> **Vorliegender Text**
Egal ob Exploitation, Gialli, Horror oder Sci-Fi...
Von Grindhouse bis Arthouse...
Besprechungen übersehener, unterbewerteter oder obskurer Werke der Filmgeschichte!

Freitag, 3. August 2012

Leeres Hotel im Fieberwahn

The Lady of the Lake (La donna del lago)
I 1965
R.: Luigi Bazzoni/Franco Rossellini


Worum geht's?: Nach einer Trennung sucht der deprimierte Schriftsteller Bernard (Peter Baldwin) das alte Hotel am See auf, einen Ort, an dem er seit seiner Kindheit oft seine Ferien verbracht hat.
Dort hatte er sich vor einem Jahr in die hübsche Bedienung Tilde (Virna Lisi) verguckt, welche er nun wiedertreffen möchte.
Doch nach seiner Ankunft: kein Zeichen von Tilde. Stattdessen erfährt er vom Hotelbesitzer (Salvo Randone), dass Tilde sich vor Kurzem vergiftet haben soll.
Vom ortsansässigen Fotografen (Pier Giovanni Anchisi) gibt es eine ganze Verschwörungstheorie obendrauf: Tilde soll, wie auf einem kurz vor ihrem Tod entstandenen Dia gut erkennbar, schwanger gewesen sein, obwohl der Bericht des Gerichtsmediziners angibt, sie sei noch Jungfrau gewesen.

> **Gestellte Aufgabe**
Beantworte diese Fragen zur Filmbesprechung oben:
(a) An welchem Datum ist die Filmbesprechung erschienen?
(b) Wer führte bei dem Film Regie?
(c) Was erfährt Bernard vom Hotelbesitzer über Tilde?

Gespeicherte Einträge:

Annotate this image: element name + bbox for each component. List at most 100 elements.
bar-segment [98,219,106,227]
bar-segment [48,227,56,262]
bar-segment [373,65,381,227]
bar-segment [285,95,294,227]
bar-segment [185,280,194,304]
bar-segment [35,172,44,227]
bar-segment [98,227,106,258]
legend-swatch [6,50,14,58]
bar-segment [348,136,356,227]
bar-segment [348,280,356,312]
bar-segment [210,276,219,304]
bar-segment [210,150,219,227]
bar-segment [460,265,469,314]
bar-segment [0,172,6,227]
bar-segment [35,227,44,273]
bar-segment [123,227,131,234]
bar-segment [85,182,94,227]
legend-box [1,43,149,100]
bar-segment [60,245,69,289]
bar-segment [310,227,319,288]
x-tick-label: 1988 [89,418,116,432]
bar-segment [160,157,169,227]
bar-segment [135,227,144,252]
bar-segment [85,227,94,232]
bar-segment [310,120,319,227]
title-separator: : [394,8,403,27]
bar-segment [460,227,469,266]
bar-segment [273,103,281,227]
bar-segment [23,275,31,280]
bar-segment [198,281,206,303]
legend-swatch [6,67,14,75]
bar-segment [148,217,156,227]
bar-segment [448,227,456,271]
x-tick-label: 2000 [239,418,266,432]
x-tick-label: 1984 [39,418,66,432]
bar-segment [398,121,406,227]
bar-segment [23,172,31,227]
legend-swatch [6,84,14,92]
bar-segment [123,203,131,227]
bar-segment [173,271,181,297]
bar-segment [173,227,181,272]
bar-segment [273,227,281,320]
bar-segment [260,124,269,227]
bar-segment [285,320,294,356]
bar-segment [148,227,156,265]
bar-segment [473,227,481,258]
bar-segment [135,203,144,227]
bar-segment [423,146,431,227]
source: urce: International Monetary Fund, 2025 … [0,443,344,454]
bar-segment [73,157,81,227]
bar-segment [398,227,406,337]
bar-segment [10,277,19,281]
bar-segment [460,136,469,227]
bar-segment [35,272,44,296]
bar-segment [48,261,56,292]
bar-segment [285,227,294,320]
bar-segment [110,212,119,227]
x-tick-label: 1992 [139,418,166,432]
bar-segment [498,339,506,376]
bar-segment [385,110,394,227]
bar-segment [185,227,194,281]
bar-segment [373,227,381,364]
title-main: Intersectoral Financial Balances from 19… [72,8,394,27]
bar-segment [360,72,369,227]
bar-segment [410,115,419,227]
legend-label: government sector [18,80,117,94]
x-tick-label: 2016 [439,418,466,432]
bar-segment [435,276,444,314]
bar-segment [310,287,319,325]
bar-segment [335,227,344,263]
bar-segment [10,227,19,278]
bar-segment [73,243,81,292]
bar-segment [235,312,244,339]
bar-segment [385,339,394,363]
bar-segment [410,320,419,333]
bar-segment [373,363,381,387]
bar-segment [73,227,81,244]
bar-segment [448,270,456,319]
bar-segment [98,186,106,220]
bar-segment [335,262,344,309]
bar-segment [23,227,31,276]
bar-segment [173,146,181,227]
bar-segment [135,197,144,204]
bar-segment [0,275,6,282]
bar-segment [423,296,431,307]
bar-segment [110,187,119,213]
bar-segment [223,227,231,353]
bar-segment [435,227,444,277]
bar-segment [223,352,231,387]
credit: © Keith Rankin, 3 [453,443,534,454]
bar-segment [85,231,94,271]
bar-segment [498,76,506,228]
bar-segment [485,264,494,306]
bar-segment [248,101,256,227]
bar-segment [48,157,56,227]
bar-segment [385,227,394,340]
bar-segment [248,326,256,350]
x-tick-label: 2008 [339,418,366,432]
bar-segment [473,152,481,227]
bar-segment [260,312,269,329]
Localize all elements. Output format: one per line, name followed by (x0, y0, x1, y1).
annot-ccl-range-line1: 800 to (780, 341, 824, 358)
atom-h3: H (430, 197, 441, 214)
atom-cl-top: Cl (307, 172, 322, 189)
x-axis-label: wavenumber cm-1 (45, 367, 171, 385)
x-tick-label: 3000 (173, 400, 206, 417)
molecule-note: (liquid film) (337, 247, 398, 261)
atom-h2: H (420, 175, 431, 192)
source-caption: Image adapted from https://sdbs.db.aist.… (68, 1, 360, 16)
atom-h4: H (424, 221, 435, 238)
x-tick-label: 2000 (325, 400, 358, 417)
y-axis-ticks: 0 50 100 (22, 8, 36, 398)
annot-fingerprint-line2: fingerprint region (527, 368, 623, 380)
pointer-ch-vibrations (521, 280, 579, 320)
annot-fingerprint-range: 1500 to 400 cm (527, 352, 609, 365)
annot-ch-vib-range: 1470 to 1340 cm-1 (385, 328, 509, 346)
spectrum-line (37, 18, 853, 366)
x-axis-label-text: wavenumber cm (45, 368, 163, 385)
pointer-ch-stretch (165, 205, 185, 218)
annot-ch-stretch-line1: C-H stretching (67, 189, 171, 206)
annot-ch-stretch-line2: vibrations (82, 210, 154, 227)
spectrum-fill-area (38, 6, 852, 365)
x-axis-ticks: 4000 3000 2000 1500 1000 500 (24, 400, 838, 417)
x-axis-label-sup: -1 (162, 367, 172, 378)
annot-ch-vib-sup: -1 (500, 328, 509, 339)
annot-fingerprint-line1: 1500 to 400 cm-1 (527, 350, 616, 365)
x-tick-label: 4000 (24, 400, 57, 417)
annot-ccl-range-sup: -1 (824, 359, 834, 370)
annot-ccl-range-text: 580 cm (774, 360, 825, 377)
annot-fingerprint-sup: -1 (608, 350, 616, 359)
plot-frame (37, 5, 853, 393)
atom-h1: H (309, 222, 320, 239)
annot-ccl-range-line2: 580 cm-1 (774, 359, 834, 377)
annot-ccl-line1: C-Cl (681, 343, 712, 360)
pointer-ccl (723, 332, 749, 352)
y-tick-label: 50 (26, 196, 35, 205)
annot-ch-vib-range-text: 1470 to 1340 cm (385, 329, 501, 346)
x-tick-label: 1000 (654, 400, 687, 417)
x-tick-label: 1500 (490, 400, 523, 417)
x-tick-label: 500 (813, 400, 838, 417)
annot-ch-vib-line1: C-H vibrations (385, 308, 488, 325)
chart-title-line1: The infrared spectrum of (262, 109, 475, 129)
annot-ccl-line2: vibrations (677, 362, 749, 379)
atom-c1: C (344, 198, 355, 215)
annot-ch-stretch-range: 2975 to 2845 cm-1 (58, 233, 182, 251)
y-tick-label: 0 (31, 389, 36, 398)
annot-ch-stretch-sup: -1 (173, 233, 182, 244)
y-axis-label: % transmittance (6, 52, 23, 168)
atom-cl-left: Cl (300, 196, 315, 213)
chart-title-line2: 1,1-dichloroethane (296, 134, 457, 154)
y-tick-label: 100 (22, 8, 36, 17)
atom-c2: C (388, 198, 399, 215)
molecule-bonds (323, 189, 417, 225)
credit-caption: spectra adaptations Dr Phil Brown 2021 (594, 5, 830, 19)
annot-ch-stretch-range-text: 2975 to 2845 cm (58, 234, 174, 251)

> **Musterlösung**
(a) Am Freitag, 3. August 2012.
(b) Luigi Bazzoni und Franco Rossellini.
(c) Dass Tilde sich vor Kurzem vergiftet haben soll.